[START OF Material provided]
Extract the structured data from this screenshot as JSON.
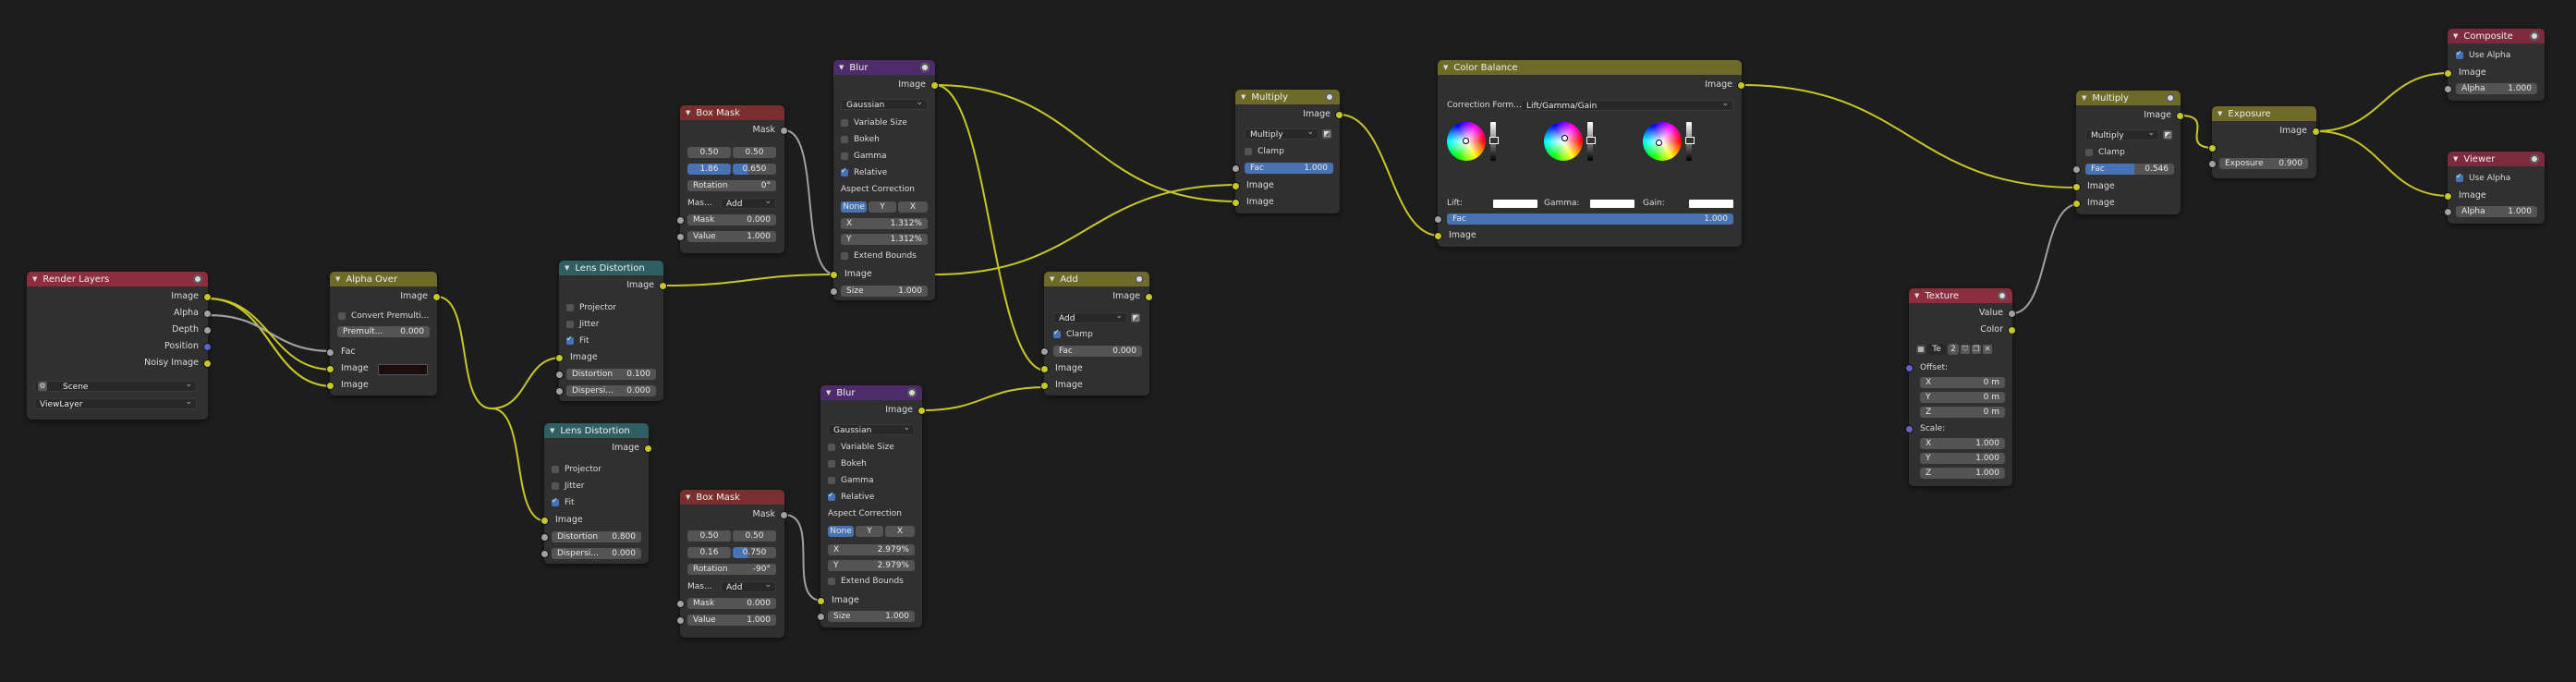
{
  "editor": {
    "name": "Compositor node editor"
  },
  "colors": {
    "background": "#1d1d1d",
    "socket_image": "#c7c729",
    "socket_value": "#a1a1a1",
    "socket_vector": "#6363c7",
    "active_field": "#4772b3"
  },
  "render_layers": {
    "title": "Render Layers",
    "outputs": [
      "Image",
      "Alpha",
      "Depth",
      "Position",
      "Noisy Image"
    ],
    "scene": "Scene",
    "layer": "ViewLayer"
  },
  "alpha_over": {
    "title": "Alpha Over",
    "convert": "Convert Premulti...",
    "premul_label": "Premult...",
    "premul_value": "0.000",
    "inputs": [
      "Fac",
      "Image",
      "Image"
    ],
    "output": "Image"
  },
  "lens1": {
    "title": "Lens Distortion",
    "output": "Image",
    "projector": "Projector",
    "jitter": "Jitter",
    "fit": "Fit",
    "input": "Image",
    "dist_label": "Distortion",
    "dist_value": "0.100",
    "disp_label": "Dispersi...",
    "disp_value": "0.000"
  },
  "lens2": {
    "title": "Lens Distortion",
    "output": "Image",
    "projector": "Projector",
    "jitter": "Jitter",
    "fit": "Fit",
    "input": "Image",
    "dist_label": "Distortion",
    "dist_value": "0.800",
    "disp_label": "Dispersi...",
    "disp_value": "0.000"
  },
  "boxmask1": {
    "title": "Box Mask",
    "output": "Mask",
    "x": "0.50",
    "y": "0.50",
    "w": "1.86",
    "h": "0.650",
    "rot_label": "Rotation",
    "rot_value": "0°",
    "mask_type_label": "Mas...",
    "mask_type": "Add",
    "mask_label": "Mask",
    "mask_value": "0.000",
    "value_label": "Value",
    "value_value": "1.000"
  },
  "boxmask2": {
    "title": "Box Mask",
    "output": "Mask",
    "x": "0.50",
    "y": "0.50",
    "w": "0.16",
    "h": "0.750",
    "rot_label": "Rotation",
    "rot_value": "-90°",
    "mask_type_label": "Mas...",
    "mask_type": "Add",
    "mask_label": "Mask",
    "mask_value": "0.000",
    "value_label": "Value",
    "value_value": "1.000"
  },
  "blur1": {
    "title": "Blur",
    "output": "Image",
    "filter": "Gaussian",
    "variable": "Variable Size",
    "bokeh": "Bokeh",
    "gamma": "Gamma",
    "relative": "Relative",
    "aspect": "Aspect Correction",
    "seg": [
      "None",
      "Y",
      "X"
    ],
    "x_label": "X",
    "x_value": "1.312%",
    "y_label": "Y",
    "y_value": "1.312%",
    "extend": "Extend Bounds",
    "input": "Image",
    "size_label": "Size",
    "size_value": "1.000"
  },
  "blur2": {
    "title": "Blur",
    "output": "Image",
    "filter": "Gaussian",
    "variable": "Variable Size",
    "bokeh": "Bokeh",
    "gamma": "Gamma",
    "relative": "Relative",
    "aspect": "Aspect Correction",
    "seg": [
      "None",
      "Y",
      "X"
    ],
    "x_label": "X",
    "x_value": "2.979%",
    "y_label": "Y",
    "y_value": "2.979%",
    "extend": "Extend Bounds",
    "input": "Image",
    "size_label": "Size",
    "size_value": "1.000"
  },
  "add": {
    "title": "Add",
    "output": "Image",
    "mode": "Add",
    "clamp": "Clamp",
    "fac_label": "Fac",
    "fac_value": "0.000",
    "inputs": [
      "Image",
      "Image"
    ]
  },
  "multiply1": {
    "title": "Multiply",
    "output": "Image",
    "mode": "Multiply",
    "clamp": "Clamp",
    "fac_label": "Fac",
    "fac_value": "1.000",
    "inputs": [
      "Image",
      "Image"
    ]
  },
  "colorbalance": {
    "title": "Color Balance",
    "output": "Image",
    "formula_label": "Correction Form...",
    "formula": "Lift/Gamma/Gain",
    "lift": "Lift:",
    "gamma": "Gamma:",
    "gain": "Gain:",
    "fac_label": "Fac",
    "fac_value": "1.000",
    "input": "Image"
  },
  "texture": {
    "title": "Texture",
    "value": "Value",
    "color": "Color",
    "tex": "Te",
    "users": "2",
    "offset": "Offset:",
    "scale": "Scale:",
    "ox": "0 m",
    "oy": "0 m",
    "oz": "0 m",
    "sx": "1.000",
    "sy": "1.000",
    "sz": "1.000",
    "xl": "X",
    "yl": "Y",
    "zl": "Z"
  },
  "multiply2": {
    "title": "Multiply",
    "output": "Image",
    "mode": "Multiply",
    "clamp": "Clamp",
    "fac_label": "Fac",
    "fac_value": "0.546",
    "inputs": [
      "Image",
      "Image"
    ]
  },
  "exposure": {
    "title": "Exposure",
    "output": "Image",
    "label": "Exposure",
    "value": "0.900"
  },
  "composite": {
    "title": "Composite",
    "use_alpha": "Use Alpha",
    "input": "Image",
    "alpha_label": "Alpha",
    "alpha_value": "1.000"
  },
  "viewer": {
    "title": "Viewer",
    "use_alpha": "Use Alpha",
    "input": "Image",
    "alpha_label": "Alpha",
    "alpha_value": "1.000"
  }
}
[END OF Material provided]
Your objective
Transcribe the preceding listing in its entirety and with exact wording, leaving out pictures.

Answer to this task
Extract the structured data from this screenshot as JSON.
{
  "editor": {
    "name": "Compositor node editor"
  },
  "colors": {
    "background": "#1d1d1d",
    "socket_image": "#c7c729",
    "socket_value": "#a1a1a1",
    "socket_vector": "#6363c7",
    "active_field": "#4772b3"
  },
  "render_layers": {
    "title": "Render Layers",
    "outputs": [
      "Image",
      "Alpha",
      "Depth",
      "Position",
      "Noisy Image"
    ],
    "scene": "Scene",
    "layer": "ViewLayer"
  },
  "alpha_over": {
    "title": "Alpha Over",
    "convert": "Convert Premulti...",
    "premul_label": "Premult...",
    "premul_value": "0.000",
    "inputs": [
      "Fac",
      "Image",
      "Image"
    ],
    "output": "Image"
  },
  "lens1": {
    "title": "Lens Distortion",
    "output": "Image",
    "projector": "Projector",
    "jitter": "Jitter",
    "fit": "Fit",
    "input": "Image",
    "dist_label": "Distortion",
    "dist_value": "0.100",
    "disp_label": "Dispersi...",
    "disp_value": "0.000"
  },
  "lens2": {
    "title": "Lens Distortion",
    "output": "Image",
    "projector": "Projector",
    "jitter": "Jitter",
    "fit": "Fit",
    "input": "Image",
    "dist_label": "Distortion",
    "dist_value": "0.800",
    "disp_label": "Dispersi...",
    "disp_value": "0.000"
  },
  "boxmask1": {
    "title": "Box Mask",
    "output": "Mask",
    "x": "0.50",
    "y": "0.50",
    "w": "1.86",
    "h": "0.650",
    "rot_label": "Rotation",
    "rot_value": "0°",
    "mask_type_label": "Mas...",
    "mask_type": "Add",
    "mask_label": "Mask",
    "mask_value": "0.000",
    "value_label": "Value",
    "value_value": "1.000"
  },
  "boxmask2": {
    "title": "Box Mask",
    "output": "Mask",
    "x": "0.50",
    "y": "0.50",
    "w": "0.16",
    "h": "0.750",
    "rot_label": "Rotation",
    "rot_value": "-90°",
    "mask_type_label": "Mas...",
    "mask_type": "Add",
    "mask_label": "Mask",
    "mask_value": "0.000",
    "value_label": "Value",
    "value_value": "1.000"
  },
  "blur1": {
    "title": "Blur",
    "output": "Image",
    "filter": "Gaussian",
    "variable": "Variable Size",
    "bokeh": "Bokeh",
    "gamma": "Gamma",
    "relative": "Relative",
    "aspect": "Aspect Correction",
    "seg": [
      "None",
      "Y",
      "X"
    ],
    "x_label": "X",
    "x_value": "1.312%",
    "y_label": "Y",
    "y_value": "1.312%",
    "extend": "Extend Bounds",
    "input": "Image",
    "size_label": "Size",
    "size_value": "1.000"
  },
  "blur2": {
    "title": "Blur",
    "output": "Image",
    "filter": "Gaussian",
    "variable": "Variable Size",
    "bokeh": "Bokeh",
    "gamma": "Gamma",
    "relative": "Relative",
    "aspect": "Aspect Correction",
    "seg": [
      "None",
      "Y",
      "X"
    ],
    "x_label": "X",
    "x_value": "2.979%",
    "y_label": "Y",
    "y_value": "2.979%",
    "extend": "Extend Bounds",
    "input": "Image",
    "size_label": "Size",
    "size_value": "1.000"
  },
  "add": {
    "title": "Add",
    "output": "Image",
    "mode": "Add",
    "clamp": "Clamp",
    "fac_label": "Fac",
    "fac_value": "0.000",
    "inputs": [
      "Image",
      "Image"
    ]
  },
  "multiply1": {
    "title": "Multiply",
    "output": "Image",
    "mode": "Multiply",
    "clamp": "Clamp",
    "fac_label": "Fac",
    "fac_value": "1.000",
    "inputs": [
      "Image",
      "Image"
    ]
  },
  "colorbalance": {
    "title": "Color Balance",
    "output": "Image",
    "formula_label": "Correction Form...",
    "formula": "Lift/Gamma/Gain",
    "lift": "Lift:",
    "gamma": "Gamma:",
    "gain": "Gain:",
    "fac_label": "Fac",
    "fac_value": "1.000",
    "input": "Image"
  },
  "texture": {
    "title": "Texture",
    "value": "Value",
    "color": "Color",
    "tex": "Te",
    "users": "2",
    "offset": "Offset:",
    "scale": "Scale:",
    "ox": "0 m",
    "oy": "0 m",
    "oz": "0 m",
    "sx": "1.000",
    "sy": "1.000",
    "sz": "1.000",
    "xl": "X",
    "yl": "Y",
    "zl": "Z"
  },
  "multiply2": {
    "title": "Multiply",
    "output": "Image",
    "mode": "Multiply",
    "clamp": "Clamp",
    "fac_label": "Fac",
    "fac_value": "0.546",
    "inputs": [
      "Image",
      "Image"
    ]
  },
  "exposure": {
    "title": "Exposure",
    "output": "Image",
    "label": "Exposure",
    "value": "0.900"
  },
  "composite": {
    "title": "Composite",
    "use_alpha": "Use Alpha",
    "input": "Image",
    "alpha_label": "Alpha",
    "alpha_value": "1.000"
  },
  "viewer": {
    "title": "Viewer",
    "use_alpha": "Use Alpha",
    "input": "Image",
    "alpha_label": "Alpha",
    "alpha_value": "1.000"
  }
}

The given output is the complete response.